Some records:
+++++

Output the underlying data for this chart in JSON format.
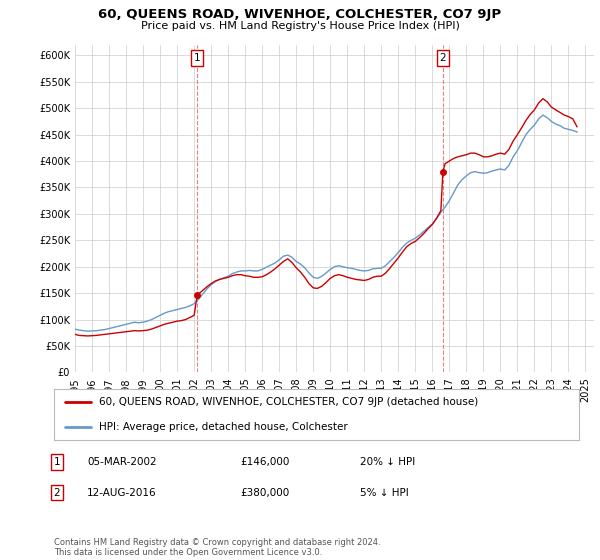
{
  "title": "60, QUEENS ROAD, WIVENHOE, COLCHESTER, CO7 9JP",
  "subtitle": "Price paid vs. HM Land Registry's House Price Index (HPI)",
  "ylim": [
    0,
    620000
  ],
  "yticks": [
    0,
    50000,
    100000,
    150000,
    200000,
    250000,
    300000,
    350000,
    400000,
    450000,
    500000,
    550000,
    600000
  ],
  "sale1": {
    "date_x": 2002.18,
    "price": 146000,
    "label": "1",
    "hpi_pct": "20% ↓ HPI",
    "date_str": "05-MAR-2002"
  },
  "sale2": {
    "date_x": 2016.62,
    "price": 380000,
    "label": "2",
    "hpi_pct": "5% ↓ HPI",
    "date_str": "12-AUG-2016"
  },
  "price_line_color": "#cc0000",
  "hpi_line_color": "#6699cc",
  "vline_color": "#cc0000",
  "marker_color": "#cc0000",
  "background_color": "#ffffff",
  "grid_color": "#cccccc",
  "legend_label_price": "60, QUEENS ROAD, WIVENHOE, COLCHESTER, CO7 9JP (detached house)",
  "legend_label_hpi": "HPI: Average price, detached house, Colchester",
  "footnote": "Contains HM Land Registry data © Crown copyright and database right 2024.\nThis data is licensed under the Open Government Licence v3.0.",
  "hpi_data": [
    [
      1995.0,
      82000
    ],
    [
      1995.25,
      80000
    ],
    [
      1995.5,
      79000
    ],
    [
      1995.75,
      78000
    ],
    [
      1996.0,
      78500
    ],
    [
      1996.25,
      79000
    ],
    [
      1996.5,
      80000
    ],
    [
      1996.75,
      81000
    ],
    [
      1997.0,
      83000
    ],
    [
      1997.25,
      85000
    ],
    [
      1997.5,
      87000
    ],
    [
      1997.75,
      89000
    ],
    [
      1998.0,
      91000
    ],
    [
      1998.25,
      93000
    ],
    [
      1998.5,
      95000
    ],
    [
      1998.75,
      94000
    ],
    [
      1999.0,
      95000
    ],
    [
      1999.25,
      97000
    ],
    [
      1999.5,
      100000
    ],
    [
      1999.75,
      104000
    ],
    [
      2000.0,
      108000
    ],
    [
      2000.25,
      112000
    ],
    [
      2000.5,
      115000
    ],
    [
      2000.75,
      117000
    ],
    [
      2001.0,
      119000
    ],
    [
      2001.25,
      121000
    ],
    [
      2001.5,
      123000
    ],
    [
      2001.75,
      126000
    ],
    [
      2002.0,
      130000
    ],
    [
      2002.25,
      138000
    ],
    [
      2002.5,
      148000
    ],
    [
      2002.75,
      158000
    ],
    [
      2003.0,
      166000
    ],
    [
      2003.25,
      172000
    ],
    [
      2003.5,
      176000
    ],
    [
      2003.75,
      179000
    ],
    [
      2004.0,
      182000
    ],
    [
      2004.25,
      187000
    ],
    [
      2004.5,
      190000
    ],
    [
      2004.75,
      192000
    ],
    [
      2005.0,
      192000
    ],
    [
      2005.25,
      193000
    ],
    [
      2005.5,
      192000
    ],
    [
      2005.75,
      192000
    ],
    [
      2006.0,
      195000
    ],
    [
      2006.25,
      199000
    ],
    [
      2006.5,
      203000
    ],
    [
      2006.75,
      207000
    ],
    [
      2007.0,
      213000
    ],
    [
      2007.25,
      220000
    ],
    [
      2007.5,
      222000
    ],
    [
      2007.75,
      218000
    ],
    [
      2008.0,
      210000
    ],
    [
      2008.25,
      205000
    ],
    [
      2008.5,
      198000
    ],
    [
      2008.75,
      188000
    ],
    [
      2009.0,
      180000
    ],
    [
      2009.25,
      178000
    ],
    [
      2009.5,
      182000
    ],
    [
      2009.75,
      188000
    ],
    [
      2010.0,
      195000
    ],
    [
      2010.25,
      200000
    ],
    [
      2010.5,
      202000
    ],
    [
      2010.75,
      200000
    ],
    [
      2011.0,
      198000
    ],
    [
      2011.25,
      197000
    ],
    [
      2011.5,
      195000
    ],
    [
      2011.75,
      193000
    ],
    [
      2012.0,
      192000
    ],
    [
      2012.25,
      193000
    ],
    [
      2012.5,
      196000
    ],
    [
      2012.75,
      197000
    ],
    [
      2013.0,
      197000
    ],
    [
      2013.25,
      202000
    ],
    [
      2013.5,
      210000
    ],
    [
      2013.75,
      218000
    ],
    [
      2014.0,
      227000
    ],
    [
      2014.25,
      237000
    ],
    [
      2014.5,
      245000
    ],
    [
      2014.75,
      250000
    ],
    [
      2015.0,
      254000
    ],
    [
      2015.25,
      260000
    ],
    [
      2015.5,
      267000
    ],
    [
      2015.75,
      274000
    ],
    [
      2016.0,
      281000
    ],
    [
      2016.25,
      291000
    ],
    [
      2016.5,
      303000
    ],
    [
      2016.75,
      313000
    ],
    [
      2017.0,
      325000
    ],
    [
      2017.25,
      340000
    ],
    [
      2017.5,
      355000
    ],
    [
      2017.75,
      365000
    ],
    [
      2018.0,
      372000
    ],
    [
      2018.25,
      378000
    ],
    [
      2018.5,
      380000
    ],
    [
      2018.75,
      378000
    ],
    [
      2019.0,
      377000
    ],
    [
      2019.25,
      378000
    ],
    [
      2019.5,
      381000
    ],
    [
      2019.75,
      383000
    ],
    [
      2020.0,
      385000
    ],
    [
      2020.25,
      383000
    ],
    [
      2020.5,
      392000
    ],
    [
      2020.75,
      408000
    ],
    [
      2021.0,
      420000
    ],
    [
      2021.25,
      435000
    ],
    [
      2021.5,
      450000
    ],
    [
      2021.75,
      460000
    ],
    [
      2022.0,
      468000
    ],
    [
      2022.25,
      480000
    ],
    [
      2022.5,
      487000
    ],
    [
      2022.75,
      482000
    ],
    [
      2023.0,
      475000
    ],
    [
      2023.25,
      470000
    ],
    [
      2023.5,
      467000
    ],
    [
      2023.75,
      462000
    ],
    [
      2024.0,
      460000
    ],
    [
      2024.25,
      458000
    ],
    [
      2024.5,
      455000
    ]
  ],
  "price_data": [
    [
      1995.0,
      72000
    ],
    [
      1995.25,
      70000
    ],
    [
      1995.5,
      69500
    ],
    [
      1995.75,
      69000
    ],
    [
      1996.0,
      69500
    ],
    [
      1996.25,
      70000
    ],
    [
      1996.5,
      71000
    ],
    [
      1996.75,
      72000
    ],
    [
      1997.0,
      73000
    ],
    [
      1997.25,
      74000
    ],
    [
      1997.5,
      75000
    ],
    [
      1997.75,
      76000
    ],
    [
      1998.0,
      77000
    ],
    [
      1998.25,
      78000
    ],
    [
      1998.5,
      79000
    ],
    [
      1998.75,
      78500
    ],
    [
      1999.0,
      79000
    ],
    [
      1999.25,
      80000
    ],
    [
      1999.5,
      82000
    ],
    [
      1999.75,
      85000
    ],
    [
      2000.0,
      88000
    ],
    [
      2000.25,
      91000
    ],
    [
      2000.5,
      93000
    ],
    [
      2000.75,
      95000
    ],
    [
      2001.0,
      97000
    ],
    [
      2001.25,
      98000
    ],
    [
      2001.5,
      100000
    ],
    [
      2001.75,
      104000
    ],
    [
      2002.0,
      108000
    ],
    [
      2002.18,
      146000
    ],
    [
      2002.25,
      148000
    ],
    [
      2002.5,
      155000
    ],
    [
      2002.75,
      162000
    ],
    [
      2003.0,
      168000
    ],
    [
      2003.25,
      173000
    ],
    [
      2003.5,
      176000
    ],
    [
      2003.75,
      178000
    ],
    [
      2004.0,
      180000
    ],
    [
      2004.25,
      183000
    ],
    [
      2004.5,
      185000
    ],
    [
      2004.75,
      185000
    ],
    [
      2005.0,
      183000
    ],
    [
      2005.25,
      182000
    ],
    [
      2005.5,
      180000
    ],
    [
      2005.75,
      180000
    ],
    [
      2006.0,
      181000
    ],
    [
      2006.25,
      185000
    ],
    [
      2006.5,
      190000
    ],
    [
      2006.75,
      196000
    ],
    [
      2007.0,
      203000
    ],
    [
      2007.25,
      210000
    ],
    [
      2007.5,
      215000
    ],
    [
      2007.75,
      208000
    ],
    [
      2008.0,
      198000
    ],
    [
      2008.25,
      190000
    ],
    [
      2008.5,
      180000
    ],
    [
      2008.75,
      168000
    ],
    [
      2009.0,
      160000
    ],
    [
      2009.25,
      159000
    ],
    [
      2009.5,
      163000
    ],
    [
      2009.75,
      170000
    ],
    [
      2010.0,
      178000
    ],
    [
      2010.25,
      183000
    ],
    [
      2010.5,
      185000
    ],
    [
      2010.75,
      183000
    ],
    [
      2011.0,
      180000
    ],
    [
      2011.25,
      178000
    ],
    [
      2011.5,
      176000
    ],
    [
      2011.75,
      175000
    ],
    [
      2012.0,
      174000
    ],
    [
      2012.25,
      176000
    ],
    [
      2012.5,
      180000
    ],
    [
      2012.75,
      182000
    ],
    [
      2013.0,
      182000
    ],
    [
      2013.25,
      188000
    ],
    [
      2013.5,
      197000
    ],
    [
      2013.75,
      207000
    ],
    [
      2014.0,
      217000
    ],
    [
      2014.25,
      228000
    ],
    [
      2014.5,
      238000
    ],
    [
      2014.75,
      244000
    ],
    [
      2015.0,
      248000
    ],
    [
      2015.25,
      255000
    ],
    [
      2015.5,
      263000
    ],
    [
      2015.75,
      272000
    ],
    [
      2016.0,
      280000
    ],
    [
      2016.25,
      292000
    ],
    [
      2016.5,
      306000
    ],
    [
      2016.62,
      380000
    ],
    [
      2016.75,
      395000
    ],
    [
      2017.0,
      400000
    ],
    [
      2017.25,
      405000
    ],
    [
      2017.5,
      408000
    ],
    [
      2017.75,
      410000
    ],
    [
      2018.0,
      412000
    ],
    [
      2018.25,
      415000
    ],
    [
      2018.5,
      415000
    ],
    [
      2018.75,
      412000
    ],
    [
      2019.0,
      408000
    ],
    [
      2019.25,
      408000
    ],
    [
      2019.5,
      410000
    ],
    [
      2019.75,
      413000
    ],
    [
      2020.0,
      415000
    ],
    [
      2020.25,
      413000
    ],
    [
      2020.5,
      422000
    ],
    [
      2020.75,
      438000
    ],
    [
      2021.0,
      450000
    ],
    [
      2021.25,
      463000
    ],
    [
      2021.5,
      477000
    ],
    [
      2021.75,
      488000
    ],
    [
      2022.0,
      497000
    ],
    [
      2022.25,
      510000
    ],
    [
      2022.5,
      518000
    ],
    [
      2022.75,
      512000
    ],
    [
      2023.0,
      502000
    ],
    [
      2023.25,
      497000
    ],
    [
      2023.5,
      492000
    ],
    [
      2023.75,
      487000
    ],
    [
      2024.0,
      484000
    ],
    [
      2024.25,
      480000
    ],
    [
      2024.5,
      465000
    ]
  ],
  "xmin": 1995.0,
  "xmax": 2025.5,
  "xticks": [
    1995,
    1996,
    1997,
    1998,
    1999,
    2000,
    2001,
    2002,
    2003,
    2004,
    2005,
    2006,
    2007,
    2008,
    2009,
    2010,
    2011,
    2012,
    2013,
    2014,
    2015,
    2016,
    2017,
    2018,
    2019,
    2020,
    2021,
    2022,
    2023,
    2024,
    2025
  ]
}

+++++

■ **Aim of the task**:
Search the data for the string "QUEENS" and copy each line where it appears.

■ **Reply to the exercise**:
  "title": "60, QUEENS ROAD, WIVENHOE, COLCHESTER, CO7 9JP",
  "legend_label_price": "60, QUEENS ROAD, WIVENHOE, COLCHESTER, CO7 9JP (detached house)",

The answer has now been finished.